EXERCISE DETAILS ::
Copy the listing below in full and skip every picture.

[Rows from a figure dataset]
++++++++++++++++++++
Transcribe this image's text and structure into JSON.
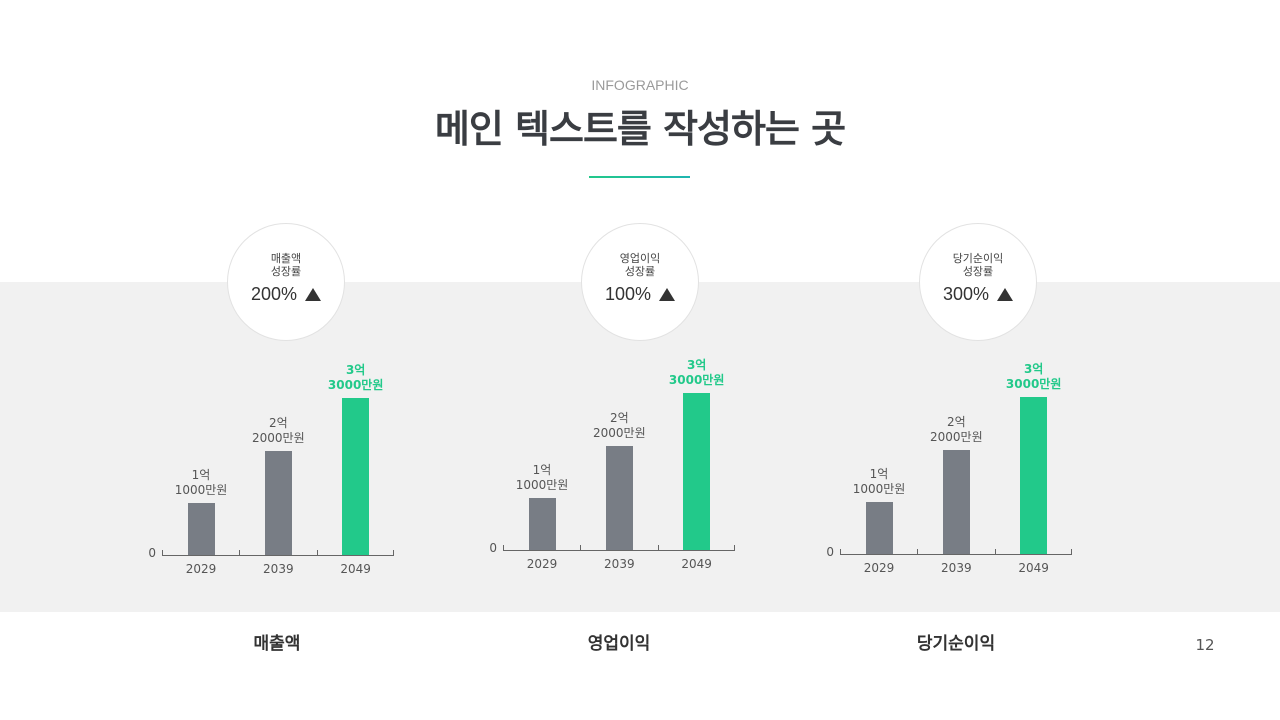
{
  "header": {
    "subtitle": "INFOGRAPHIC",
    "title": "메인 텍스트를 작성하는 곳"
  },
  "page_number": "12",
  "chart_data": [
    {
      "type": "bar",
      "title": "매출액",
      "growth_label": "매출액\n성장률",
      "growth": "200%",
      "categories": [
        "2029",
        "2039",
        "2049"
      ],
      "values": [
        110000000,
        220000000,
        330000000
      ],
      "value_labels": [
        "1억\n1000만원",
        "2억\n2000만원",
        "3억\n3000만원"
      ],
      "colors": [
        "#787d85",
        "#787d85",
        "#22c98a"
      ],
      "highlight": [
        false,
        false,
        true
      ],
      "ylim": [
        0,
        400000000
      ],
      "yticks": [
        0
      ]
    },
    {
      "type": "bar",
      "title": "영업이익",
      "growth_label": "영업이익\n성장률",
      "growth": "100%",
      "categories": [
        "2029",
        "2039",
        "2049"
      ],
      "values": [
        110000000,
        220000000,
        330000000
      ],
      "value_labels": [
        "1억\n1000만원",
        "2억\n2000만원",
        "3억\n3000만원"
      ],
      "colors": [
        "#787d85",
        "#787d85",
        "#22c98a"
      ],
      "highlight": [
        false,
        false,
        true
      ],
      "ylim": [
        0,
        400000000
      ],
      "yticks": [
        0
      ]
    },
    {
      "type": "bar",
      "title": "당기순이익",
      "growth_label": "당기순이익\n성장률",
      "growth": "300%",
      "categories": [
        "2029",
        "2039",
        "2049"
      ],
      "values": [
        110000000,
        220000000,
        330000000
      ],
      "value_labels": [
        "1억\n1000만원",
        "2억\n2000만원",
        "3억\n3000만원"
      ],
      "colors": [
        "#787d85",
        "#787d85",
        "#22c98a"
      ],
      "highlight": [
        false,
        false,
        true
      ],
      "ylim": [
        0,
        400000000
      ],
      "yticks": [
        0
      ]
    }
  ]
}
++++++++++++++++++++
EXERCISE RESPONSE ::
Transcribe this image's text and structure into JSON.
{
  "header": {
    "subtitle": "INFOGRAPHIC",
    "title": "메인 텍스트를 작성하는 곳"
  },
  "page_number": "12",
  "chart_data": [
    {
      "type": "bar",
      "title": "매출액",
      "growth_label": "매출액\n성장률",
      "growth": "200%",
      "categories": [
        "2029",
        "2039",
        "2049"
      ],
      "values": [
        110000000,
        220000000,
        330000000
      ],
      "value_labels": [
        "1억\n1000만원",
        "2억\n2000만원",
        "3억\n3000만원"
      ],
      "colors": [
        "#787d85",
        "#787d85",
        "#22c98a"
      ],
      "highlight": [
        false,
        false,
        true
      ],
      "ylim": [
        0,
        400000000
      ],
      "yticks": [
        0
      ]
    },
    {
      "type": "bar",
      "title": "영업이익",
      "growth_label": "영업이익\n성장률",
      "growth": "100%",
      "categories": [
        "2029",
        "2039",
        "2049"
      ],
      "values": [
        110000000,
        220000000,
        330000000
      ],
      "value_labels": [
        "1억\n1000만원",
        "2억\n2000만원",
        "3억\n3000만원"
      ],
      "colors": [
        "#787d85",
        "#787d85",
        "#22c98a"
      ],
      "highlight": [
        false,
        false,
        true
      ],
      "ylim": [
        0,
        400000000
      ],
      "yticks": [
        0
      ]
    },
    {
      "type": "bar",
      "title": "당기순이익",
      "growth_label": "당기순이익\n성장률",
      "growth": "300%",
      "categories": [
        "2029",
        "2039",
        "2049"
      ],
      "values": [
        110000000,
        220000000,
        330000000
      ],
      "value_labels": [
        "1억\n1000만원",
        "2억\n2000만원",
        "3억\n3000만원"
      ],
      "colors": [
        "#787d85",
        "#787d85",
        "#22c98a"
      ],
      "highlight": [
        false,
        false,
        true
      ],
      "ylim": [
        0,
        400000000
      ],
      "yticks": [
        0
      ]
    }
  ]
}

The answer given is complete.